[begin TASK DATA]
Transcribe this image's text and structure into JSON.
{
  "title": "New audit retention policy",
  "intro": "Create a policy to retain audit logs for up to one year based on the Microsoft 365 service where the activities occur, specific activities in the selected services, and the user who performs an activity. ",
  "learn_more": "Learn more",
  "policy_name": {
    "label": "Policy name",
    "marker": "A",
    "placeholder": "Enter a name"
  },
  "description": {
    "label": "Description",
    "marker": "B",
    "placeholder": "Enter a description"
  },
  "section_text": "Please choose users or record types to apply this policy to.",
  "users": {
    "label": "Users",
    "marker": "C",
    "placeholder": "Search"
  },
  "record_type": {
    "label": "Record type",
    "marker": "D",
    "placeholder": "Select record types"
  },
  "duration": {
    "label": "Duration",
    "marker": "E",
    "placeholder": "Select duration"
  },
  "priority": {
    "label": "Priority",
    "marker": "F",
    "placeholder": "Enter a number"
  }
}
[end TASK DATA]
PROBLEM DESCRIPTION.
Go through the listing and print each line exactly as it appears.

RESULT FOR THIS TASK.
Transcribe this image's text and structure into JSON.
{
  "title": "New audit retention policy",
  "intro": "Create a policy to retain audit logs for up to one year based on the Microsoft 365 service where the activities occur, specific activities in the selected services, and the user who performs an activity. ",
  "learn_more": "Learn more",
  "policy_name": {
    "label": "Policy name",
    "marker": "A",
    "placeholder": "Enter a name"
  },
  "description": {
    "label": "Description",
    "marker": "B",
    "placeholder": "Enter a description"
  },
  "section_text": "Please choose users or record types to apply this policy to.",
  "users": {
    "label": "Users",
    "marker": "C",
    "placeholder": "Search"
  },
  "record_type": {
    "label": "Record type",
    "marker": "D",
    "placeholder": "Select record types"
  },
  "duration": {
    "label": "Duration",
    "marker": "E",
    "placeholder": "Select duration"
  },
  "priority": {
    "label": "Priority",
    "marker": "F",
    "placeholder": "Enter a number"
  }
}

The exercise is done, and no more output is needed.